- _Records_:
+---+

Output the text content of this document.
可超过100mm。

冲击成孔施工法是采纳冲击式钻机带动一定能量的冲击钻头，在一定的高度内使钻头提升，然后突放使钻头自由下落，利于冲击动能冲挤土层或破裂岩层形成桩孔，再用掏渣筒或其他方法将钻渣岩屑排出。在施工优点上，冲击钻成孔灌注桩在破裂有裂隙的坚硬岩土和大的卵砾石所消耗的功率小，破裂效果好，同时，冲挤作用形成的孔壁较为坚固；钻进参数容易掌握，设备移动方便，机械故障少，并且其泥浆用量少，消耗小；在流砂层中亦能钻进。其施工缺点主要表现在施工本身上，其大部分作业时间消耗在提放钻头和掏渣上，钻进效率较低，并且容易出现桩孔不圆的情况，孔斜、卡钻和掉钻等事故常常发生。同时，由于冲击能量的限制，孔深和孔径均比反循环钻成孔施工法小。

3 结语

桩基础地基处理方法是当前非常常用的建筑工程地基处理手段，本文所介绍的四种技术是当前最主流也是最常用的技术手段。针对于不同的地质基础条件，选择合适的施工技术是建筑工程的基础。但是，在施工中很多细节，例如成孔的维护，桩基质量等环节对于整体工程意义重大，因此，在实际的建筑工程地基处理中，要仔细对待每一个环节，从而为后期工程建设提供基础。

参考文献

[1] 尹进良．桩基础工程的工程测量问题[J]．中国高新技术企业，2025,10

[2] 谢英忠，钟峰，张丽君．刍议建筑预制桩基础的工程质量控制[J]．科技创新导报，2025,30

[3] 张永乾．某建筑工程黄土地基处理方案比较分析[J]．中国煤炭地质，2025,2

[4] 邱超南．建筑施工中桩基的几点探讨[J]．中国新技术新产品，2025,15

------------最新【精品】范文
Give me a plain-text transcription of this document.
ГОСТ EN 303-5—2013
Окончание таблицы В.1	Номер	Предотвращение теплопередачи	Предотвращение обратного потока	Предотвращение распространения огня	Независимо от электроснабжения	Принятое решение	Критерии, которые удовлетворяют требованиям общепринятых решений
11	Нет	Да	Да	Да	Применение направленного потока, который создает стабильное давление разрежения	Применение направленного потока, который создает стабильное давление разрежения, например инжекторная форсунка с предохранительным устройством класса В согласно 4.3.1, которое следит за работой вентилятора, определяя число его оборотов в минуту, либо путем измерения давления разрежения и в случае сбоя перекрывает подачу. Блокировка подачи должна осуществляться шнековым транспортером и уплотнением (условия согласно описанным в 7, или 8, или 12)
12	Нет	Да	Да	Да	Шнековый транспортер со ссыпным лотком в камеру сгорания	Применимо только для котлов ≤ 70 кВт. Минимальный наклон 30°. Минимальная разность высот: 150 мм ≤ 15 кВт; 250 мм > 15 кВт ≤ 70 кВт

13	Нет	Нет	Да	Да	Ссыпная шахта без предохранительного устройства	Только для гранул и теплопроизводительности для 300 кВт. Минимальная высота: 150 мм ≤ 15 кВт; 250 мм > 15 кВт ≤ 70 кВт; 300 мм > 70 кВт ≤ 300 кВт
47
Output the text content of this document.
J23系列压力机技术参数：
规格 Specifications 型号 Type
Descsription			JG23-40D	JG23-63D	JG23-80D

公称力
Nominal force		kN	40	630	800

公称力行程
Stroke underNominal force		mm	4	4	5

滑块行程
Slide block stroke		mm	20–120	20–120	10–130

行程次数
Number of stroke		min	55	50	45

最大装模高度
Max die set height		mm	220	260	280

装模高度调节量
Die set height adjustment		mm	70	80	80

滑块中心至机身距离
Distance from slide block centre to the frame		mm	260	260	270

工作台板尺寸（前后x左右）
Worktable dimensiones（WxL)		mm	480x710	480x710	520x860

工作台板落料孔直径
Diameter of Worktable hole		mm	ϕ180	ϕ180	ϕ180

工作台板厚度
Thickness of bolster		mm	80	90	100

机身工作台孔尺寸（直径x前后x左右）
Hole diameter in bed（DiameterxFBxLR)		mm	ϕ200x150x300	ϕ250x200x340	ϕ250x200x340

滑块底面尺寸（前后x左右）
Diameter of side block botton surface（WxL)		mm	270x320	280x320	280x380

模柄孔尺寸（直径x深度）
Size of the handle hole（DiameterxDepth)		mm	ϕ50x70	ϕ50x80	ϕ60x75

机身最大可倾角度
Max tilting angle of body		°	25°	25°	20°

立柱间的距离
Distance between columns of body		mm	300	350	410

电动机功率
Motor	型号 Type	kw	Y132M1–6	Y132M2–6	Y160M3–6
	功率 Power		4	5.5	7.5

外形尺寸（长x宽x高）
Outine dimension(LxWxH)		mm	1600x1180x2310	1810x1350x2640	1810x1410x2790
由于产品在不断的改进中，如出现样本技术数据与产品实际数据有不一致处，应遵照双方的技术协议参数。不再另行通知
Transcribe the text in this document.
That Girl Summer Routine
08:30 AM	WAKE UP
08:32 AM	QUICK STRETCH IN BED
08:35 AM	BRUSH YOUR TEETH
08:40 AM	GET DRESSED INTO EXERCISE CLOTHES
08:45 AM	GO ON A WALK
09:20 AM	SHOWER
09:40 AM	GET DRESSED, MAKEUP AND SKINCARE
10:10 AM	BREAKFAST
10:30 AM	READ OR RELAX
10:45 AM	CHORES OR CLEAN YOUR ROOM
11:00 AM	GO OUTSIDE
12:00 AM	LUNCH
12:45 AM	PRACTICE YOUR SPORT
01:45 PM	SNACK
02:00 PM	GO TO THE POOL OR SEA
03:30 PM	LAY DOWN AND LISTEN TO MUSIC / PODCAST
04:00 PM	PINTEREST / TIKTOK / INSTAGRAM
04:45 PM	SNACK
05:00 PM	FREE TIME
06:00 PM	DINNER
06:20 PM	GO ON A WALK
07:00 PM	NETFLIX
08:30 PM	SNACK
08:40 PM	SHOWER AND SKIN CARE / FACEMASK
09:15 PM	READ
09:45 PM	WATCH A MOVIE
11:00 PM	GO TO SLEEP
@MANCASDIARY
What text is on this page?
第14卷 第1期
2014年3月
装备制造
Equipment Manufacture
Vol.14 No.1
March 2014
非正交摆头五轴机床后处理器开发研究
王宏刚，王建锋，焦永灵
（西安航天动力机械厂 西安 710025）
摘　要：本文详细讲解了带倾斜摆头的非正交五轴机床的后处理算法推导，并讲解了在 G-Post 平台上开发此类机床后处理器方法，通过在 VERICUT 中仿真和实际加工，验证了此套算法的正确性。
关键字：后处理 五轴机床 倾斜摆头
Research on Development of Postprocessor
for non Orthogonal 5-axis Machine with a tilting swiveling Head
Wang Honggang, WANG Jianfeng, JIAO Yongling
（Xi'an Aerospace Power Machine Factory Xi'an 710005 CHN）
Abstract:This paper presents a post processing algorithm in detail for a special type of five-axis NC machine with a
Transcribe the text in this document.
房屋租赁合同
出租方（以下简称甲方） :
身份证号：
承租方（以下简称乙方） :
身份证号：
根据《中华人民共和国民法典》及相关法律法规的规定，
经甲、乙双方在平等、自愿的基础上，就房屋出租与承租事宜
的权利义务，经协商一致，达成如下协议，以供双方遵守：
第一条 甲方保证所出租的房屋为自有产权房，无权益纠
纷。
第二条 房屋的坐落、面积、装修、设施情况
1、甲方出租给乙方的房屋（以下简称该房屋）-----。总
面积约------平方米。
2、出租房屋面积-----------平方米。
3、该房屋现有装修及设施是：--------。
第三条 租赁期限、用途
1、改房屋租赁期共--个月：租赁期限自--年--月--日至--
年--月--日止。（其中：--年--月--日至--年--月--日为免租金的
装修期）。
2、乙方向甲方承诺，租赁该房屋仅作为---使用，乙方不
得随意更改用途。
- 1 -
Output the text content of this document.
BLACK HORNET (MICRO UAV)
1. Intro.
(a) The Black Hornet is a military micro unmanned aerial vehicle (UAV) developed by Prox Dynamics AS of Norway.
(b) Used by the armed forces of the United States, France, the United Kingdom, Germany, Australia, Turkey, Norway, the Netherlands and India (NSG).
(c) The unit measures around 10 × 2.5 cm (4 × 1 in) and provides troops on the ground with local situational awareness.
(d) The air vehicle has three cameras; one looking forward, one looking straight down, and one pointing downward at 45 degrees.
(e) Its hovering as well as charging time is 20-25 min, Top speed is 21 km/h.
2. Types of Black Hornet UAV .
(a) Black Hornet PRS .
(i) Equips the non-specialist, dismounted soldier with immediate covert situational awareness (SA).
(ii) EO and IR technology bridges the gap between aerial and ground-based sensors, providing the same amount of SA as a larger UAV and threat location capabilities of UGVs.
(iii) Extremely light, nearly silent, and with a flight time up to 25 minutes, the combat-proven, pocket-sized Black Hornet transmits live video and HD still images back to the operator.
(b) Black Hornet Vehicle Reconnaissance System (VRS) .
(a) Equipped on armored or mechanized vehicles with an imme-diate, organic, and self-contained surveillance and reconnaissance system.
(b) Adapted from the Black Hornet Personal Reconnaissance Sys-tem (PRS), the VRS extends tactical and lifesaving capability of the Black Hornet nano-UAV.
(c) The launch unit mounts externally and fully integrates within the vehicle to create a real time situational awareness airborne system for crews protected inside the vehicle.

+---+

Find all lines with "tilting" in them and copy each one.

- _Exercise result_:
Max tilting angle of body		°	25°	25°	20°
for non Orthogonal 5-axis Machine with a tilting swiveling Head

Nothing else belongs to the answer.